┌─ Exercise inputs
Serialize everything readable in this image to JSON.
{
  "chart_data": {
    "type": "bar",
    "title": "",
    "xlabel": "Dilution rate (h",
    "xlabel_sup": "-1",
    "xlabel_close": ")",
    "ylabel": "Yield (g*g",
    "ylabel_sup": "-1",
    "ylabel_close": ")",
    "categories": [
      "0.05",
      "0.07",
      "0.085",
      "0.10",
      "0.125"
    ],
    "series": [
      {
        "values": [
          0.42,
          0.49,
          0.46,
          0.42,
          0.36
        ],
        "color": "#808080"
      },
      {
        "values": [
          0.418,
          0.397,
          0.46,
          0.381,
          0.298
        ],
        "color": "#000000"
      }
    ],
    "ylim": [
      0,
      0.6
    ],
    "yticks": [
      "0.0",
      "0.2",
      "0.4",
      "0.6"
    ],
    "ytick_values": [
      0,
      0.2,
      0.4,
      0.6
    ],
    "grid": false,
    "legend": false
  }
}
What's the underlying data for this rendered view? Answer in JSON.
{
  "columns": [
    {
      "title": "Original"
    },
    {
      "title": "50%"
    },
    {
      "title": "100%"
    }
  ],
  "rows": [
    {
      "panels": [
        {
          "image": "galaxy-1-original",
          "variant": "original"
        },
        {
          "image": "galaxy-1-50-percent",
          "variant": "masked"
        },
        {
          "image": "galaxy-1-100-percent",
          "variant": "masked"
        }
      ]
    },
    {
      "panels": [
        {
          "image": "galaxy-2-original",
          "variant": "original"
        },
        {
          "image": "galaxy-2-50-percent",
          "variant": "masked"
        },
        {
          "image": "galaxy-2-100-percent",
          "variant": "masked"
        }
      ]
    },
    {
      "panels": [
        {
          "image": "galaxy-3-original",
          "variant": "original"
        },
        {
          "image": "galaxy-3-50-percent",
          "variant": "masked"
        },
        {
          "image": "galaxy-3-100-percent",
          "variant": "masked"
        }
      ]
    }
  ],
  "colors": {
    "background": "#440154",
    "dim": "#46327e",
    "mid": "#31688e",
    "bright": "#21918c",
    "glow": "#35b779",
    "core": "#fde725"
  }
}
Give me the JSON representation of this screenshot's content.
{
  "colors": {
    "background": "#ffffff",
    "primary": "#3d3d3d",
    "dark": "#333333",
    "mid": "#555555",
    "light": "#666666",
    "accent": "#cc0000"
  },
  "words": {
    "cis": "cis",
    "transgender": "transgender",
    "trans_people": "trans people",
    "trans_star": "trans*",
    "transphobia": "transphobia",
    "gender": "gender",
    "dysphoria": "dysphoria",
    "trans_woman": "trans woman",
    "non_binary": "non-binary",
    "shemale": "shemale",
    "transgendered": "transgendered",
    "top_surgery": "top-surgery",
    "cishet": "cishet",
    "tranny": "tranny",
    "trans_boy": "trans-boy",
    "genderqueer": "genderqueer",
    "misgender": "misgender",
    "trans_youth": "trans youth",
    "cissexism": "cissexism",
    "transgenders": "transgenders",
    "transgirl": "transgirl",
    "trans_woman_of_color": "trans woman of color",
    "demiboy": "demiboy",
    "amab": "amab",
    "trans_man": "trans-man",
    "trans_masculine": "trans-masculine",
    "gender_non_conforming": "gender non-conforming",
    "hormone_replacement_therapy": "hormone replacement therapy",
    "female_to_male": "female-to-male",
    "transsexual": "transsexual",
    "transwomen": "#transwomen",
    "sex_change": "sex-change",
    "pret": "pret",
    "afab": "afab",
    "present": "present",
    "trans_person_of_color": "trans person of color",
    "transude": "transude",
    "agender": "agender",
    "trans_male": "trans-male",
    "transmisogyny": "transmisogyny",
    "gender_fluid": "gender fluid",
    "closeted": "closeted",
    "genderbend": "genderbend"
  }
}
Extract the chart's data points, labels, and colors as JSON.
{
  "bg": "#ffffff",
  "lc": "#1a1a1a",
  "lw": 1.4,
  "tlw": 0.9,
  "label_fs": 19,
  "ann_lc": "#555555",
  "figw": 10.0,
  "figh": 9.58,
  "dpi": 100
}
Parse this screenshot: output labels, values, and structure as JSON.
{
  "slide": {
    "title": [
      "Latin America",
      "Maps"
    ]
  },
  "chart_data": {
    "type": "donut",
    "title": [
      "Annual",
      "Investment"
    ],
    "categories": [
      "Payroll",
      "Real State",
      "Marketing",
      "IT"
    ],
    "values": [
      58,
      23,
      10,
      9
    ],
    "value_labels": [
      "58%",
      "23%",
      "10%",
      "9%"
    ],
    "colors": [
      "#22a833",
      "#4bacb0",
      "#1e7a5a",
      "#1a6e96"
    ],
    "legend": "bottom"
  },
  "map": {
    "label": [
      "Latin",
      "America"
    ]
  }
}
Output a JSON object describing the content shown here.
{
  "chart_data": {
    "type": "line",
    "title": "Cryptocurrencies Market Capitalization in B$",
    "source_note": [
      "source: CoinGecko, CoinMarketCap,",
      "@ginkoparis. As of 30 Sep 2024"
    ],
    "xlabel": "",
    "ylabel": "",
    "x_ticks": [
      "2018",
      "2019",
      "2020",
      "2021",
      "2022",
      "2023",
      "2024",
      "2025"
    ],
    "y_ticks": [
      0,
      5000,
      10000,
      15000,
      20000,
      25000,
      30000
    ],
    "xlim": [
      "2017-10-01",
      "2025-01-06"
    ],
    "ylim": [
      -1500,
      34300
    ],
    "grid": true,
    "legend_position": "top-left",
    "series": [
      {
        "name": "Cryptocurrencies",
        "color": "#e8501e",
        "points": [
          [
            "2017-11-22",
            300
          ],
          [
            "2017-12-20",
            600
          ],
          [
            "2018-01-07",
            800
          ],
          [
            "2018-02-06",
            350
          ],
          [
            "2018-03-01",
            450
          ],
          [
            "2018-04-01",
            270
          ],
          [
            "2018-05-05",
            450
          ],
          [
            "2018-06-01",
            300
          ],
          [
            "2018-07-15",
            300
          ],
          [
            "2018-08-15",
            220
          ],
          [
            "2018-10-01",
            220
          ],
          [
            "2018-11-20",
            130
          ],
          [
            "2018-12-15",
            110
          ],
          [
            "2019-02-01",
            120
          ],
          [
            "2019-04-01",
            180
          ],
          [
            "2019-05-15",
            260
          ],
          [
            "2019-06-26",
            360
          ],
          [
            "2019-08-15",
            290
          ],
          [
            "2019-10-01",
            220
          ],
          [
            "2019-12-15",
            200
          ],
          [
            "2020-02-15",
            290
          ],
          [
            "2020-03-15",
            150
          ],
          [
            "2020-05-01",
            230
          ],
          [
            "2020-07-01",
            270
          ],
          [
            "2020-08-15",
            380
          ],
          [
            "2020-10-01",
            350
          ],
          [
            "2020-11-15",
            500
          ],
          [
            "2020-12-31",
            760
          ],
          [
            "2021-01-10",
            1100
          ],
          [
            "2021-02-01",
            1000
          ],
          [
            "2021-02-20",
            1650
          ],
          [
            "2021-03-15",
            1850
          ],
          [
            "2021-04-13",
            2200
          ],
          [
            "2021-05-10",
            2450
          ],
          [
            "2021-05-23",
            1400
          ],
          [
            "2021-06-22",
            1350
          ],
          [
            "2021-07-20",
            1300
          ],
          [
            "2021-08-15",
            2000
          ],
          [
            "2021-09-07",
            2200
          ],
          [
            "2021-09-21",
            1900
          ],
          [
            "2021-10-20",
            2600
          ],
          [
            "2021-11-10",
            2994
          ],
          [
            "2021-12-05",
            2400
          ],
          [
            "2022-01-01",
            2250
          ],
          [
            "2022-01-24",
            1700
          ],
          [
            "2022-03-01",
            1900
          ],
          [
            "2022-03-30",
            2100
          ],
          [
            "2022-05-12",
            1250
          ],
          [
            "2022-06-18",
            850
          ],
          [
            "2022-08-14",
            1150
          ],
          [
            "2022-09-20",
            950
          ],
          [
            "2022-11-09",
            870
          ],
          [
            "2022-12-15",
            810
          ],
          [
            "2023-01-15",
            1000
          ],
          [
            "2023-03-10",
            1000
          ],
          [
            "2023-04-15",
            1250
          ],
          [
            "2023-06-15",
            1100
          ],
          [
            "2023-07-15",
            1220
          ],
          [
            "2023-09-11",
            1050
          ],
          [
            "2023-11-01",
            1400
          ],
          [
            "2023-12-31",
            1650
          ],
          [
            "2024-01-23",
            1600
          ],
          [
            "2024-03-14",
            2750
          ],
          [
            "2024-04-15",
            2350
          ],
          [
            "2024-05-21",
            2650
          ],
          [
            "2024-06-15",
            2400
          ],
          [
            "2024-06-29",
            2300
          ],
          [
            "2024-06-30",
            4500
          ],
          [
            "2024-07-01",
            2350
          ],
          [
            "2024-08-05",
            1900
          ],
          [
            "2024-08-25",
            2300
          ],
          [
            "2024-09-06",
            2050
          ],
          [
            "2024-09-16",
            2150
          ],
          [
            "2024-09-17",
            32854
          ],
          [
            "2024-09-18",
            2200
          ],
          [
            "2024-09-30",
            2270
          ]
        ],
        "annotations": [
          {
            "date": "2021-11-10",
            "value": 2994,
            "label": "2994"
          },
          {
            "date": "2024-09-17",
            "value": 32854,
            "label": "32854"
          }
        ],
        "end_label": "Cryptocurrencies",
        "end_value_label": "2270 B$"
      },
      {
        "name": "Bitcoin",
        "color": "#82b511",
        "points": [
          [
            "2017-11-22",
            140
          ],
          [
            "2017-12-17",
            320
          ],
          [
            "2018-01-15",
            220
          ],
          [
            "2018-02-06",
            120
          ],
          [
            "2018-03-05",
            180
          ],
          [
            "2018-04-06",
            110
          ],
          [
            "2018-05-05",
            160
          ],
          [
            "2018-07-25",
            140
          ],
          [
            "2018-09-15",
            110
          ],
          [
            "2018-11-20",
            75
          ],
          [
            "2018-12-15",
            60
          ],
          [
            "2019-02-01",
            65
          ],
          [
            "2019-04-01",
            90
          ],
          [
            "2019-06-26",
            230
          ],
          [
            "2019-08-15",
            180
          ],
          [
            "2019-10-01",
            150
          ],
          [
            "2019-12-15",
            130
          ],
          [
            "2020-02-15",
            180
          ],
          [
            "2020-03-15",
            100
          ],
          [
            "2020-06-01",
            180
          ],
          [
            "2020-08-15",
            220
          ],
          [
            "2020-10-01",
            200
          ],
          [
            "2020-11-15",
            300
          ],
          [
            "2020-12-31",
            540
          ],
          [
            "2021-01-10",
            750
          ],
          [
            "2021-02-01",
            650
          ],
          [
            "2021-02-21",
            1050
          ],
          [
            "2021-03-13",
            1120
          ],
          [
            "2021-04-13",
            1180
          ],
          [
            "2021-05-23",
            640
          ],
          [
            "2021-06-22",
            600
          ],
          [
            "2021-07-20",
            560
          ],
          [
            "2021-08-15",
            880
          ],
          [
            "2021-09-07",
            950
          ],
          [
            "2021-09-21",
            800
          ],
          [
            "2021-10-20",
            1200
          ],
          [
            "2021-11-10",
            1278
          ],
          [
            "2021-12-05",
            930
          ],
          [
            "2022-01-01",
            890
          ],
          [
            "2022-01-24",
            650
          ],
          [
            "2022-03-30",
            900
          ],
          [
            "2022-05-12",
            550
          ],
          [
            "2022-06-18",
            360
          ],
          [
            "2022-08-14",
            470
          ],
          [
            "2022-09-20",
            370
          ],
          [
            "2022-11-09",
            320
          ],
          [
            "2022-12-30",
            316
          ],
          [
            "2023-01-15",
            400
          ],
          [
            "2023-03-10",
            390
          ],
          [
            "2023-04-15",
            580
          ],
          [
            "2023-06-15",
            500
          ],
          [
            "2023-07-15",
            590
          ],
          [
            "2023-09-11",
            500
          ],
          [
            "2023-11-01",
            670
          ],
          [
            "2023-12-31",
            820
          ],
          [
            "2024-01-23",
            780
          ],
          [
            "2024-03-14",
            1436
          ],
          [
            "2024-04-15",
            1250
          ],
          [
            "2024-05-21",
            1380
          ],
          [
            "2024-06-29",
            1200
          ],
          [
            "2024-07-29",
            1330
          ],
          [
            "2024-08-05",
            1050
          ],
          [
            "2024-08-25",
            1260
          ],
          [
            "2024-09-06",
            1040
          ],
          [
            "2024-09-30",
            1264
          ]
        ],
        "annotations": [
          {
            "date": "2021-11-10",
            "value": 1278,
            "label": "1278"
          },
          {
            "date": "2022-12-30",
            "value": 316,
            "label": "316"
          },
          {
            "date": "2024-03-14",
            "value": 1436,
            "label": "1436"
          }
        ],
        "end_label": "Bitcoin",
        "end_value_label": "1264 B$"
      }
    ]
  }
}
└─
Filter the data for the string "background" and copy every line that has it.

Correct output:
    "background": "#440154",
    "background": "#ffffff",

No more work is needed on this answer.